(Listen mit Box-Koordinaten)
_ _ _ _
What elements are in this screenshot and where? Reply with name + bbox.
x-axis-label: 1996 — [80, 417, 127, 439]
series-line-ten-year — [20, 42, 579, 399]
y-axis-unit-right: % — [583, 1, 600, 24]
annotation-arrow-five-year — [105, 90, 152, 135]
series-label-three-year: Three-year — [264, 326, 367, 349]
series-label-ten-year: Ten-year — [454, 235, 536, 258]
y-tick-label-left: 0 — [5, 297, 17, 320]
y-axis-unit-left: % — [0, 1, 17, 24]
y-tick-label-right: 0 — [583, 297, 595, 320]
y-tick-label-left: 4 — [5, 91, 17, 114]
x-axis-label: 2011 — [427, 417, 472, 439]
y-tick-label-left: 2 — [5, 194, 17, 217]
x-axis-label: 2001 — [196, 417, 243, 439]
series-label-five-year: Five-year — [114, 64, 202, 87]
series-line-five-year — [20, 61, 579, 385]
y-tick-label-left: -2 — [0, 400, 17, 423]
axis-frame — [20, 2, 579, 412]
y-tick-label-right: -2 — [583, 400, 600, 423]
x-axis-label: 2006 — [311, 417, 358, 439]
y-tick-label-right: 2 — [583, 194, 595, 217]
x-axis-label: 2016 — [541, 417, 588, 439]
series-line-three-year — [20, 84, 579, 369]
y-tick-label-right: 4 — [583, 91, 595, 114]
_ _ _ _
AUFGABE: Gib jede Zeile der obigen Einträge zurück, die die Zeichenfolge „three“ enthält. Dabei zählt die Groß- und Kleinschreibung.

LÖSUNG:
series-label-three-year: Three-year — [264, 326, 367, 349]
series-line-three-year — [20, 84, 579, 369]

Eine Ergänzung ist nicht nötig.